> **Set task**
Only a number is wanted: how many lines of the entries include the string "screenshot"?

> **Stored data entries**
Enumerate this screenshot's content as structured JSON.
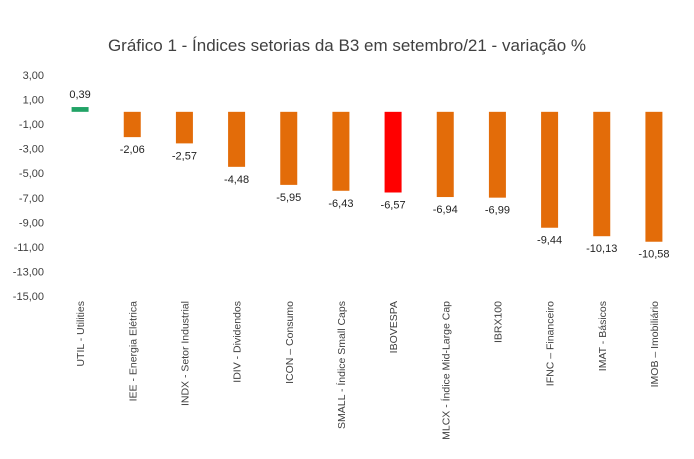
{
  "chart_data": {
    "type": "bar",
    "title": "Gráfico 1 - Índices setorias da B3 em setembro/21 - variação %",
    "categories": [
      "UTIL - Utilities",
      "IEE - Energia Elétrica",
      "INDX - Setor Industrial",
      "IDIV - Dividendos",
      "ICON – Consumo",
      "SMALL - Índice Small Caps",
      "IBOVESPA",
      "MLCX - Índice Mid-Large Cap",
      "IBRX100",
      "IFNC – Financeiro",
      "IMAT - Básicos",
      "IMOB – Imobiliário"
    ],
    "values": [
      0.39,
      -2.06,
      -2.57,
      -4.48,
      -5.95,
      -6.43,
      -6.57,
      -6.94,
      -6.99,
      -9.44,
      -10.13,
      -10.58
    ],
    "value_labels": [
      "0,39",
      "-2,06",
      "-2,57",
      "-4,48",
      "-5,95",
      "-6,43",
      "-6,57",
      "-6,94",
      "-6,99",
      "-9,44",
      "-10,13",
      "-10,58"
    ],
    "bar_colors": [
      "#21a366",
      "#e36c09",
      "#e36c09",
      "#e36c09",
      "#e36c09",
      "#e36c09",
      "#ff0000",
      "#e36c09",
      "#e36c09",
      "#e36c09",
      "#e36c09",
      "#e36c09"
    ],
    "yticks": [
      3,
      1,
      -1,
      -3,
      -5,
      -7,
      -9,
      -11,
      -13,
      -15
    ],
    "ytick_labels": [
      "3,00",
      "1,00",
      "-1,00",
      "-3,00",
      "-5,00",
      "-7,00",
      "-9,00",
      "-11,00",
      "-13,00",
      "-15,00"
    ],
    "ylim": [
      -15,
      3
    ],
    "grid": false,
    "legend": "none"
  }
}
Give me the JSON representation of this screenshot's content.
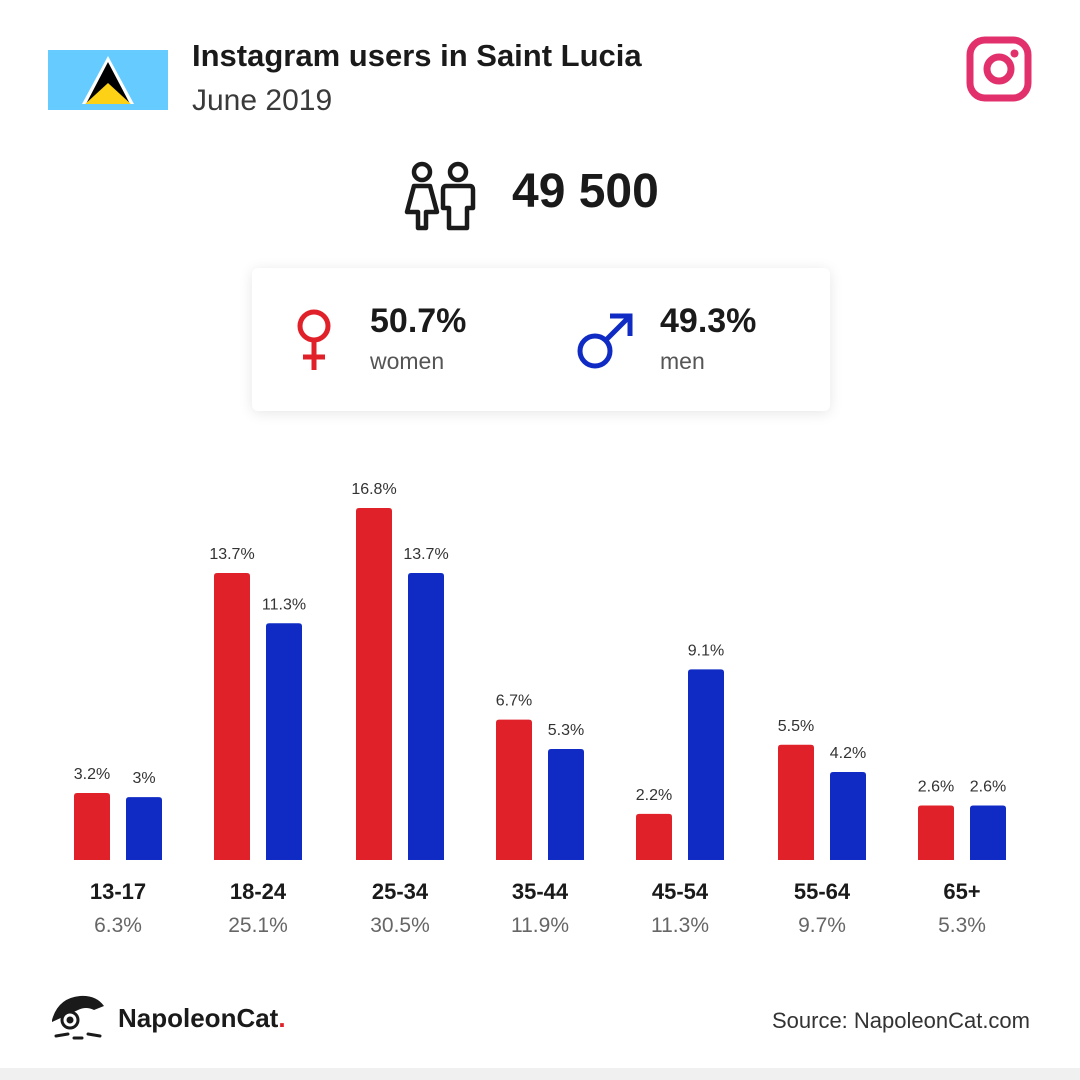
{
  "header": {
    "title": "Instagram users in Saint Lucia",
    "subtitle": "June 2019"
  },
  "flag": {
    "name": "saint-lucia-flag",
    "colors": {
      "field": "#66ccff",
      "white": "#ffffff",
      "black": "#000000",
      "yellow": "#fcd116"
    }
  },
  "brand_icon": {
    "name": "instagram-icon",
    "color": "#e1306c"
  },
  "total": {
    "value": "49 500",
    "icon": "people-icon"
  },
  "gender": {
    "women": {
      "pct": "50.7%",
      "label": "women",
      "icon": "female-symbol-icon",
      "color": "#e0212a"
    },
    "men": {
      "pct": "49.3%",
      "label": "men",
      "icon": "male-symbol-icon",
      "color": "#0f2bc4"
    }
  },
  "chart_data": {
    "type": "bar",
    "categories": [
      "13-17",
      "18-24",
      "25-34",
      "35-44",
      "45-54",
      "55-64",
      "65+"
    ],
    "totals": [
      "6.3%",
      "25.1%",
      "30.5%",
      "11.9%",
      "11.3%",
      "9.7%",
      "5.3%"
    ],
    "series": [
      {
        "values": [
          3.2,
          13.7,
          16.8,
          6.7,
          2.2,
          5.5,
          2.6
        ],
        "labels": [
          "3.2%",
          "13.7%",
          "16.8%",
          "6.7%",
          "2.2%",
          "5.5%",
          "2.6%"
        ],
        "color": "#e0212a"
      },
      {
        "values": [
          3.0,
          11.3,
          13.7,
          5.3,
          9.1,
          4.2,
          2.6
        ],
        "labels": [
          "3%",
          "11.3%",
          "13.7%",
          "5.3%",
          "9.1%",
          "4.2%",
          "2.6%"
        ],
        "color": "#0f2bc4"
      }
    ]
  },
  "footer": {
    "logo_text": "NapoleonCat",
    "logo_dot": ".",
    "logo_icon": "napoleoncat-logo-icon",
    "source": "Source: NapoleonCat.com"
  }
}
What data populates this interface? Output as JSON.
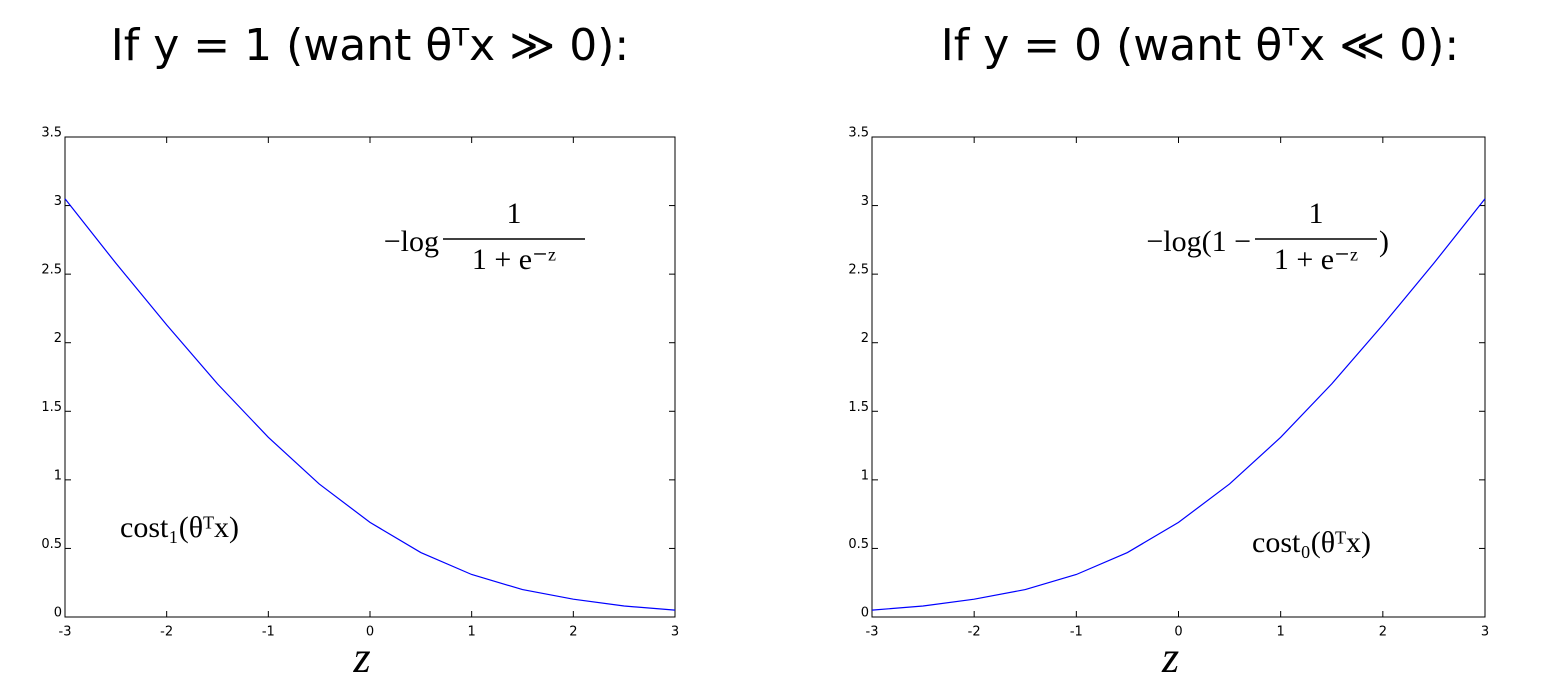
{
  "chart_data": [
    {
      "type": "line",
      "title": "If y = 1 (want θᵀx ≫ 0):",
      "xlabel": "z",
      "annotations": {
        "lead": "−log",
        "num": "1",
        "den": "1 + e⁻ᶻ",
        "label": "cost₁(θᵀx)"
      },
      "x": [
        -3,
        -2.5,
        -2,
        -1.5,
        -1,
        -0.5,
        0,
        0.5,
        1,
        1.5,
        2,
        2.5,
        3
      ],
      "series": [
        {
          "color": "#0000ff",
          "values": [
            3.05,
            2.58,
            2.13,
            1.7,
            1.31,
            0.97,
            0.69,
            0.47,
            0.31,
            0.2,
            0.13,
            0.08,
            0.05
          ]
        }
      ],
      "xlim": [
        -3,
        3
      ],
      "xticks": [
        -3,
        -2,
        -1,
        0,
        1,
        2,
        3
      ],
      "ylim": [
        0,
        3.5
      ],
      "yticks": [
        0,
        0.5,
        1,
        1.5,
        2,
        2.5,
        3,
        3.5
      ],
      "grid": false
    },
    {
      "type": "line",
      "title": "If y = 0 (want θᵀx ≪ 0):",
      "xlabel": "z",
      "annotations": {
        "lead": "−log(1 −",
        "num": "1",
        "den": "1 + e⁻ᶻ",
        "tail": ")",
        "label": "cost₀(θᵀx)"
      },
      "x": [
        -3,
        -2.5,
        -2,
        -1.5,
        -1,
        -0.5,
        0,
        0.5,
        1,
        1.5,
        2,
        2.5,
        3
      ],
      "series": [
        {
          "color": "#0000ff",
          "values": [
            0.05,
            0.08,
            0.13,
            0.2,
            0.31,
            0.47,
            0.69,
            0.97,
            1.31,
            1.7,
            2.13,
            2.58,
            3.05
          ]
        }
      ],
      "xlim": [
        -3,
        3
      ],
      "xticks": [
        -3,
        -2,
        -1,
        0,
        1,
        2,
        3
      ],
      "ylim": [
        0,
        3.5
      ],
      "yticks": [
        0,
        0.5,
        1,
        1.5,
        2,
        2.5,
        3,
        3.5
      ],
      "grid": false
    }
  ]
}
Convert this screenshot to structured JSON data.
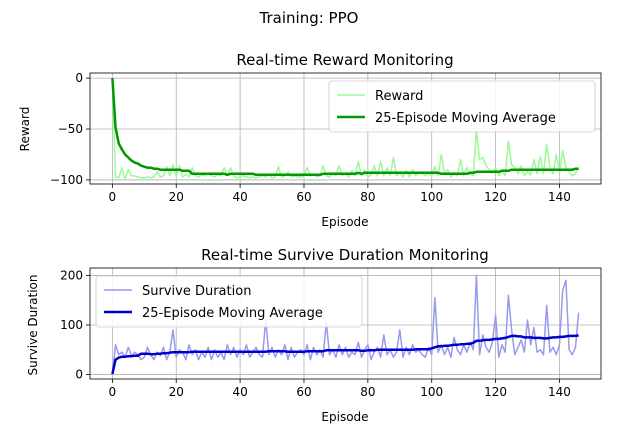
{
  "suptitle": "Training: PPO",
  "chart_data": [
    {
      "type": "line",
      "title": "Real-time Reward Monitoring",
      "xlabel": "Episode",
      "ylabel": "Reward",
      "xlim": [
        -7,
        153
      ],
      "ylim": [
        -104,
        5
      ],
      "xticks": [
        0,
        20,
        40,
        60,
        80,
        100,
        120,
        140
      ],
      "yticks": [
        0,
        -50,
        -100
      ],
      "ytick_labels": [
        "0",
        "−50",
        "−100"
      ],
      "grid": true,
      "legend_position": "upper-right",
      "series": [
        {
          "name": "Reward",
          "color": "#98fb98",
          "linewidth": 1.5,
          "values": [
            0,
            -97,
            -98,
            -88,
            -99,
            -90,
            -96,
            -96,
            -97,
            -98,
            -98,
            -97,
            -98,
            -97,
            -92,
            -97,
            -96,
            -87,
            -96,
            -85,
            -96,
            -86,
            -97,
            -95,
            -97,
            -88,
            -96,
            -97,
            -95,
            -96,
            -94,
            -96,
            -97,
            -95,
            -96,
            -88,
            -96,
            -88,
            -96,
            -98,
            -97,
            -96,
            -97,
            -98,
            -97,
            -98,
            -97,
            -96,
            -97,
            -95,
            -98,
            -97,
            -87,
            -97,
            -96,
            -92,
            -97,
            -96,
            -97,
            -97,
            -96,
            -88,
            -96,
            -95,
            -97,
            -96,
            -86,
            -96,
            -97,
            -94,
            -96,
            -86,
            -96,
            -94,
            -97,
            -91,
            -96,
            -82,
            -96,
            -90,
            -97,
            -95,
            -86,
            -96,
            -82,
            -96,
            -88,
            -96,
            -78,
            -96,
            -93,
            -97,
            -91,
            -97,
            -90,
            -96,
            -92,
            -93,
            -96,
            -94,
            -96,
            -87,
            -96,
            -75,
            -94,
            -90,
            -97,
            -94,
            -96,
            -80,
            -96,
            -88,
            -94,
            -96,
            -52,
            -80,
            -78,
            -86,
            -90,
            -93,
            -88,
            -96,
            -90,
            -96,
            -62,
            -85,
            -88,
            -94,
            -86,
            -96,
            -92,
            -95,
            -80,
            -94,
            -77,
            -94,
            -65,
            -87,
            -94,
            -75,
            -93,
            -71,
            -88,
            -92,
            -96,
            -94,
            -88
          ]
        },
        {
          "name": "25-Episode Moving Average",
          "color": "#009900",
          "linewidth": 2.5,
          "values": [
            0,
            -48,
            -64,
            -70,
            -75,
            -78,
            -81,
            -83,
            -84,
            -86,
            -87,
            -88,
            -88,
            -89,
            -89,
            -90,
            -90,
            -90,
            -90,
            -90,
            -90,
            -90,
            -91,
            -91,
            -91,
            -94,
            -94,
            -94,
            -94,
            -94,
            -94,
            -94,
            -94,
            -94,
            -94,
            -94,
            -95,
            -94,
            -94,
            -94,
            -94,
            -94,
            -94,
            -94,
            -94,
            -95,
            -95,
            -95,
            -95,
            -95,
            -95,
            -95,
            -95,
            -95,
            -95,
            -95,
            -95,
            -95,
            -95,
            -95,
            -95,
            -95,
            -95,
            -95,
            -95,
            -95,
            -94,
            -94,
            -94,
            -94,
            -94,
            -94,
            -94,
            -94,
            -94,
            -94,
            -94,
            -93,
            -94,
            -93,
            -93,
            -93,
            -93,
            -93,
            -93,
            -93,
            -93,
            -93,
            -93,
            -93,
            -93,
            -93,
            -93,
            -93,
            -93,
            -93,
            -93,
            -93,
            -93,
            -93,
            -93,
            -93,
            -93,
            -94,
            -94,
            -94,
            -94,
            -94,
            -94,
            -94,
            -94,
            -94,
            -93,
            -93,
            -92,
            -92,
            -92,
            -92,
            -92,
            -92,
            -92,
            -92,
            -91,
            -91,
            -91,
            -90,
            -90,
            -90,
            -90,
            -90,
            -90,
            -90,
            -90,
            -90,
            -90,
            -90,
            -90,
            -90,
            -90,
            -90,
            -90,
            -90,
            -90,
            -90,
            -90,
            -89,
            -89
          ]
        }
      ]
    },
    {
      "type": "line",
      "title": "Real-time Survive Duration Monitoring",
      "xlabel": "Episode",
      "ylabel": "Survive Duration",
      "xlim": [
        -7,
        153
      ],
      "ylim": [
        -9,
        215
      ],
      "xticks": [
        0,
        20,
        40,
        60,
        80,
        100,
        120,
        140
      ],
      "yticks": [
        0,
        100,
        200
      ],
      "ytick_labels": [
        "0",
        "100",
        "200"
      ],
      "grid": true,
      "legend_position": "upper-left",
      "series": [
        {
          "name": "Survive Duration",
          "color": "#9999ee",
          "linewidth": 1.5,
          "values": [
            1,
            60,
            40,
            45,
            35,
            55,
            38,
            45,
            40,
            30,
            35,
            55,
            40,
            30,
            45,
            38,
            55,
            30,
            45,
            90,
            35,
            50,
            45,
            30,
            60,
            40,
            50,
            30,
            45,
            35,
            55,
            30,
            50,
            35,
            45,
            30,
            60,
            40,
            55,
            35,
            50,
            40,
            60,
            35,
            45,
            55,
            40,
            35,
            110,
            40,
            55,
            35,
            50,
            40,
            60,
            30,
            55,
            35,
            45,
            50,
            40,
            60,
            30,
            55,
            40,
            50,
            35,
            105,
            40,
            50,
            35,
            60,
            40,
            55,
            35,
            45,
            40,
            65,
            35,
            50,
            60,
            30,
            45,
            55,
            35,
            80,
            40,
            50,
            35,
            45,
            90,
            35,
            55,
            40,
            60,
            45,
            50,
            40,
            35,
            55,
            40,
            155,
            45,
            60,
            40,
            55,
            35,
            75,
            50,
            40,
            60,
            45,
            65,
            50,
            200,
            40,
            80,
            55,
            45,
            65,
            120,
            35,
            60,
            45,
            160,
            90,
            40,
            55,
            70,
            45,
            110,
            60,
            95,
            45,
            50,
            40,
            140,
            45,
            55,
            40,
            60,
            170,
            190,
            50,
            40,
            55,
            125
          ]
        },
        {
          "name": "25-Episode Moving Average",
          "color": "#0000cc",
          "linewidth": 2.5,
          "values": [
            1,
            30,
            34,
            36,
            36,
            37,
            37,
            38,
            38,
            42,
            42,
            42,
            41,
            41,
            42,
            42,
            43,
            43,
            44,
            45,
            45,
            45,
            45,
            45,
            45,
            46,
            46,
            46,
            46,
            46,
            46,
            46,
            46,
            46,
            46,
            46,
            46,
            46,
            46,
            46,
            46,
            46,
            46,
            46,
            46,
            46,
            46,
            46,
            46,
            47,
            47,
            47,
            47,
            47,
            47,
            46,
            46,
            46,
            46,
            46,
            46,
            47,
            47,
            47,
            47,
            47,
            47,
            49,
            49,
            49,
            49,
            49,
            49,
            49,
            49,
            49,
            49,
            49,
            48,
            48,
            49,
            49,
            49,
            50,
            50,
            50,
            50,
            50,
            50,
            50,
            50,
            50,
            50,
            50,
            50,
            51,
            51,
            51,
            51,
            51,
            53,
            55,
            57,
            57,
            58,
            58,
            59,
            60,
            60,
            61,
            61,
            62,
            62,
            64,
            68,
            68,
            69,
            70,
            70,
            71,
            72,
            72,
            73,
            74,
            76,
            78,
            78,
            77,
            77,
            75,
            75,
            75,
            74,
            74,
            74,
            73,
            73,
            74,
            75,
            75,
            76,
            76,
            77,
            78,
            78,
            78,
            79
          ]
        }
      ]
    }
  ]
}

> **The completed task**
3